_WHAT TO PRODUCE_
Scan the data beneath this task and copy each line that includes "time".

(Records from a collection of figures)

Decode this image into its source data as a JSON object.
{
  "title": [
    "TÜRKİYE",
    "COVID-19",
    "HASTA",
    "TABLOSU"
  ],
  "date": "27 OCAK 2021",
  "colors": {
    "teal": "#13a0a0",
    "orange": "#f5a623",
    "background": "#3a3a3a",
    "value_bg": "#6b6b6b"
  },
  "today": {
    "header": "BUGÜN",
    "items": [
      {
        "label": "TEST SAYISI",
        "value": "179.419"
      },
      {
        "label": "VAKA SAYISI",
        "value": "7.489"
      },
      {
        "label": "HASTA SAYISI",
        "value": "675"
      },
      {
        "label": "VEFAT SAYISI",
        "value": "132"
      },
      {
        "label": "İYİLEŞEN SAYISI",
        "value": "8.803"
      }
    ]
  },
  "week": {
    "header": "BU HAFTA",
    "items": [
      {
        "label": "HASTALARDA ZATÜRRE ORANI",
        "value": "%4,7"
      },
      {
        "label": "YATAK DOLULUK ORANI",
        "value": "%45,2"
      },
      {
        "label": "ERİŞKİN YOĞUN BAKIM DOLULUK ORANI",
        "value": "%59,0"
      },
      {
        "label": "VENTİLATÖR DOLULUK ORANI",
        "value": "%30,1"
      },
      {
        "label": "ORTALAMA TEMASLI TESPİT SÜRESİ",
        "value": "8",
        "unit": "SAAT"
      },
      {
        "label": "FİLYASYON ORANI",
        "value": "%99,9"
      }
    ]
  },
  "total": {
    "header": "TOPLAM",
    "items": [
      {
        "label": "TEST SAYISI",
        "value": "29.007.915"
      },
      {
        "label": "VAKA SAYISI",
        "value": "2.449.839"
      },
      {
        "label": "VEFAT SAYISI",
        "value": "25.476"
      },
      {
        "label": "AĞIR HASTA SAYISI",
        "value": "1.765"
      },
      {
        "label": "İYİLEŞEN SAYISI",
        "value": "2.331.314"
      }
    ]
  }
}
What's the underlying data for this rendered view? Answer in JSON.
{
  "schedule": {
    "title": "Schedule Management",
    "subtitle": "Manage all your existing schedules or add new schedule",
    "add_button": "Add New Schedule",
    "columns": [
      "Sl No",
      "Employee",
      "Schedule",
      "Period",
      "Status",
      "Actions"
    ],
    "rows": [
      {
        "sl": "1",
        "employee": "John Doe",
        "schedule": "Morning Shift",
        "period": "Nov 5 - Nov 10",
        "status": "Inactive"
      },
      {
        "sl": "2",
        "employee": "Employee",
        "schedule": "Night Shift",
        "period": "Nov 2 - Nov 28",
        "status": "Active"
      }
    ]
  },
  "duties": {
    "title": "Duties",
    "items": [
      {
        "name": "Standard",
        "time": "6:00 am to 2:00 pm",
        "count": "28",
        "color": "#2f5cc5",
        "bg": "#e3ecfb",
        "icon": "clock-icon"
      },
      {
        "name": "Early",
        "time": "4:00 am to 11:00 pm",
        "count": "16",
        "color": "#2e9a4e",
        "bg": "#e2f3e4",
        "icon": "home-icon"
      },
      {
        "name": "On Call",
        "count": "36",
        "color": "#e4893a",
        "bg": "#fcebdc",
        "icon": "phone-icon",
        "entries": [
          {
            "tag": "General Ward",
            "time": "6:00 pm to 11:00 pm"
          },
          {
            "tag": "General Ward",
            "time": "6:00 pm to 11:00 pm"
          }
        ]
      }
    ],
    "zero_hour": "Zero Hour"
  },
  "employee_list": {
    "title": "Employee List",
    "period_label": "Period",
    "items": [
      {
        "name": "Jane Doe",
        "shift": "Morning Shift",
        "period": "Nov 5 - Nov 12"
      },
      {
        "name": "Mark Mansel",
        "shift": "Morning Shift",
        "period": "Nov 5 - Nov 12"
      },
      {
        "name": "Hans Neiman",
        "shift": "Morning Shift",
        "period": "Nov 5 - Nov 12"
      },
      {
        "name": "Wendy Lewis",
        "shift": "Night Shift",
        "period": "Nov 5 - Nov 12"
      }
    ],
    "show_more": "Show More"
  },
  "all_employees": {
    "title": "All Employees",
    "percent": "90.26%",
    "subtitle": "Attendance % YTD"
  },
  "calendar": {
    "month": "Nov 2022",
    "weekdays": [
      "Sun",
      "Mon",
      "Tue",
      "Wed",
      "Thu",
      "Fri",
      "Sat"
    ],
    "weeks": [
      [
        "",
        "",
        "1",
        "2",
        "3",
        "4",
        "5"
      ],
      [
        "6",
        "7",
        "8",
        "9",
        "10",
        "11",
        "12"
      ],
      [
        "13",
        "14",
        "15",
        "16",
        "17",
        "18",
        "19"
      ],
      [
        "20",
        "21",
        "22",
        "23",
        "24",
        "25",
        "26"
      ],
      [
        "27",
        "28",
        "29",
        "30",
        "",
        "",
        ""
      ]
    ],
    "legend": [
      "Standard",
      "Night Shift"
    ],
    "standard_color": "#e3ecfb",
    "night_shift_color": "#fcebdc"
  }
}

_TASK ANSWER_
        "time": "6:00 am to 2:00 pm",
        "time": "4:00 am to 11:00 pm",
            "time": "6:00 pm to 11:00 pm"
            "time": "6:00 pm to 11:00 pm"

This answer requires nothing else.